start

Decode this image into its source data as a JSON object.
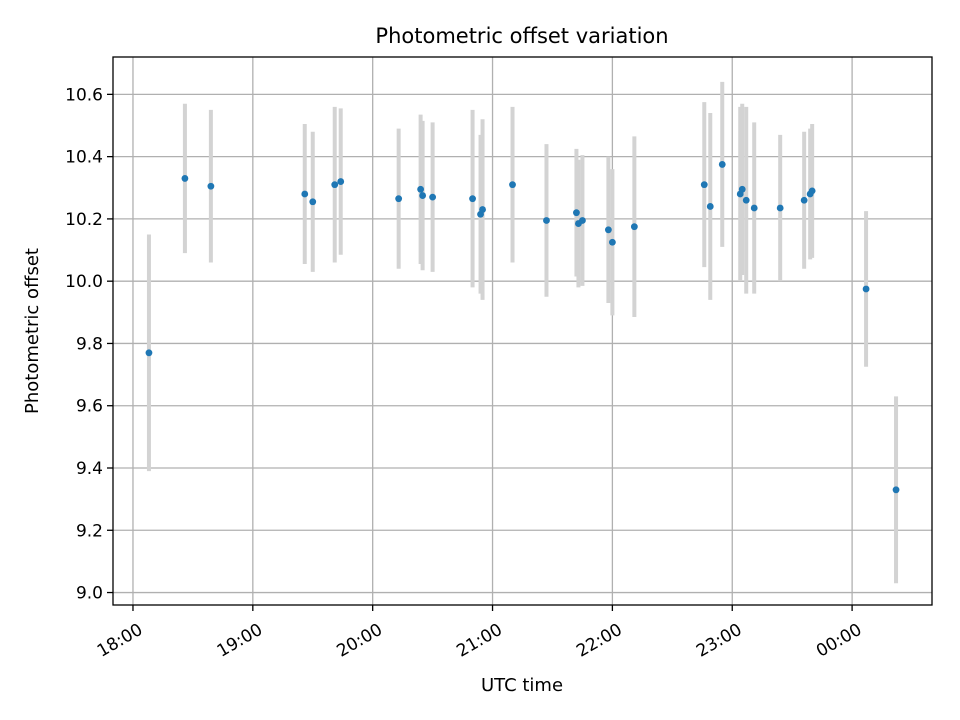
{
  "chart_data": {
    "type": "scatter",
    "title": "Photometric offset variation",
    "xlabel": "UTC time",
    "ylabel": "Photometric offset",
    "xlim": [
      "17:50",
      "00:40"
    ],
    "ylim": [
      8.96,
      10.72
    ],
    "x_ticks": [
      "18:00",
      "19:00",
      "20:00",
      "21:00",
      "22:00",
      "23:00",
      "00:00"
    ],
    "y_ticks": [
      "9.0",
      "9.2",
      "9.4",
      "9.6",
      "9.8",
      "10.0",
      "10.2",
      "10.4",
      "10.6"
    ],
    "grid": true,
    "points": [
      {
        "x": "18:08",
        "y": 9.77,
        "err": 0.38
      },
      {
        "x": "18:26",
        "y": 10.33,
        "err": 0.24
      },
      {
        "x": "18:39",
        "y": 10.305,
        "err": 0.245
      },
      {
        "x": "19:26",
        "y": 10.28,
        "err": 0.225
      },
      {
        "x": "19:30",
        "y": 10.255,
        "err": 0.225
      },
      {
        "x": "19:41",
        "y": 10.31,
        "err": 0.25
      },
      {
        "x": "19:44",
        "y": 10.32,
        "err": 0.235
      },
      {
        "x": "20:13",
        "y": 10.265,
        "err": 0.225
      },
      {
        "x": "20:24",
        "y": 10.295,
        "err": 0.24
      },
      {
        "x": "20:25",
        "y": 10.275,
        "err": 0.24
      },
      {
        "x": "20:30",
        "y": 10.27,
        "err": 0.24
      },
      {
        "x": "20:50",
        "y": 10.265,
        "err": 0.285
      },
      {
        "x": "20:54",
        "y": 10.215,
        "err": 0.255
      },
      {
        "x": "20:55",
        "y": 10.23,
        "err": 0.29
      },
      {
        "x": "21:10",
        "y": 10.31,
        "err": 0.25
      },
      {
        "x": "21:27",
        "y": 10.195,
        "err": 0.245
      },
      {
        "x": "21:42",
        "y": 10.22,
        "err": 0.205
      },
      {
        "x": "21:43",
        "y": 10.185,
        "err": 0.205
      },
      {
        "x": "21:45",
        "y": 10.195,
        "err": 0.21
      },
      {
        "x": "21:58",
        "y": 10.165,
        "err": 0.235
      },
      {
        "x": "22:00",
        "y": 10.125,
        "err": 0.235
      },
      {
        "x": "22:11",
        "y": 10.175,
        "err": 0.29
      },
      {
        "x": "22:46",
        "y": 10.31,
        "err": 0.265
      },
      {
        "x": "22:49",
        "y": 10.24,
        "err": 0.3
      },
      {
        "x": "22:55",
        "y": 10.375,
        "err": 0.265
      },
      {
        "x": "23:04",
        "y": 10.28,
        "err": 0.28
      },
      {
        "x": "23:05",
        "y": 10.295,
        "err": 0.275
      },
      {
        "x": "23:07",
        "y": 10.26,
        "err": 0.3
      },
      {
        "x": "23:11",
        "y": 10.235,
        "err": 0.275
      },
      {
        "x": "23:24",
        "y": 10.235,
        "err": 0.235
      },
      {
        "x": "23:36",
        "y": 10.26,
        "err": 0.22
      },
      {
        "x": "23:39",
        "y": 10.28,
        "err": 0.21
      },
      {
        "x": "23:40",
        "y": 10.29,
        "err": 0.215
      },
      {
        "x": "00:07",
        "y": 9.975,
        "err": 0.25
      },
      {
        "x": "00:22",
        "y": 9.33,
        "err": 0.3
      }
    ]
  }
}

end

WHAT IS NEEDED.
All of the lines above should be retyped precisely, apart from the pictures.

RESPONSE TO THIS TASK.
Decode this image into its source data as a JSON object.
{
  "chart_data": {
    "type": "scatter",
    "title": "Photometric offset variation",
    "xlabel": "UTC time",
    "ylabel": "Photometric offset",
    "xlim": [
      "17:50",
      "00:40"
    ],
    "ylim": [
      8.96,
      10.72
    ],
    "x_ticks": [
      "18:00",
      "19:00",
      "20:00",
      "21:00",
      "22:00",
      "23:00",
      "00:00"
    ],
    "y_ticks": [
      "9.0",
      "9.2",
      "9.4",
      "9.6",
      "9.8",
      "10.0",
      "10.2",
      "10.4",
      "10.6"
    ],
    "grid": true,
    "points": [
      {
        "x": "18:08",
        "y": 9.77,
        "err": 0.38
      },
      {
        "x": "18:26",
        "y": 10.33,
        "err": 0.24
      },
      {
        "x": "18:39",
        "y": 10.305,
        "err": 0.245
      },
      {
        "x": "19:26",
        "y": 10.28,
        "err": 0.225
      },
      {
        "x": "19:30",
        "y": 10.255,
        "err": 0.225
      },
      {
        "x": "19:41",
        "y": 10.31,
        "err": 0.25
      },
      {
        "x": "19:44",
        "y": 10.32,
        "err": 0.235
      },
      {
        "x": "20:13",
        "y": 10.265,
        "err": 0.225
      },
      {
        "x": "20:24",
        "y": 10.295,
        "err": 0.24
      },
      {
        "x": "20:25",
        "y": 10.275,
        "err": 0.24
      },
      {
        "x": "20:30",
        "y": 10.27,
        "err": 0.24
      },
      {
        "x": "20:50",
        "y": 10.265,
        "err": 0.285
      },
      {
        "x": "20:54",
        "y": 10.215,
        "err": 0.255
      },
      {
        "x": "20:55",
        "y": 10.23,
        "err": 0.29
      },
      {
        "x": "21:10",
        "y": 10.31,
        "err": 0.25
      },
      {
        "x": "21:27",
        "y": 10.195,
        "err": 0.245
      },
      {
        "x": "21:42",
        "y": 10.22,
        "err": 0.205
      },
      {
        "x": "21:43",
        "y": 10.185,
        "err": 0.205
      },
      {
        "x": "21:45",
        "y": 10.195,
        "err": 0.21
      },
      {
        "x": "21:58",
        "y": 10.165,
        "err": 0.235
      },
      {
        "x": "22:00",
        "y": 10.125,
        "err": 0.235
      },
      {
        "x": "22:11",
        "y": 10.175,
        "err": 0.29
      },
      {
        "x": "22:46",
        "y": 10.31,
        "err": 0.265
      },
      {
        "x": "22:49",
        "y": 10.24,
        "err": 0.3
      },
      {
        "x": "22:55",
        "y": 10.375,
        "err": 0.265
      },
      {
        "x": "23:04",
        "y": 10.28,
        "err": 0.28
      },
      {
        "x": "23:05",
        "y": 10.295,
        "err": 0.275
      },
      {
        "x": "23:07",
        "y": 10.26,
        "err": 0.3
      },
      {
        "x": "23:11",
        "y": 10.235,
        "err": 0.275
      },
      {
        "x": "23:24",
        "y": 10.235,
        "err": 0.235
      },
      {
        "x": "23:36",
        "y": 10.26,
        "err": 0.22
      },
      {
        "x": "23:39",
        "y": 10.28,
        "err": 0.21
      },
      {
        "x": "23:40",
        "y": 10.29,
        "err": 0.215
      },
      {
        "x": "00:07",
        "y": 9.975,
        "err": 0.25
      },
      {
        "x": "00:22",
        "y": 9.33,
        "err": 0.3
      }
    ]
  }
}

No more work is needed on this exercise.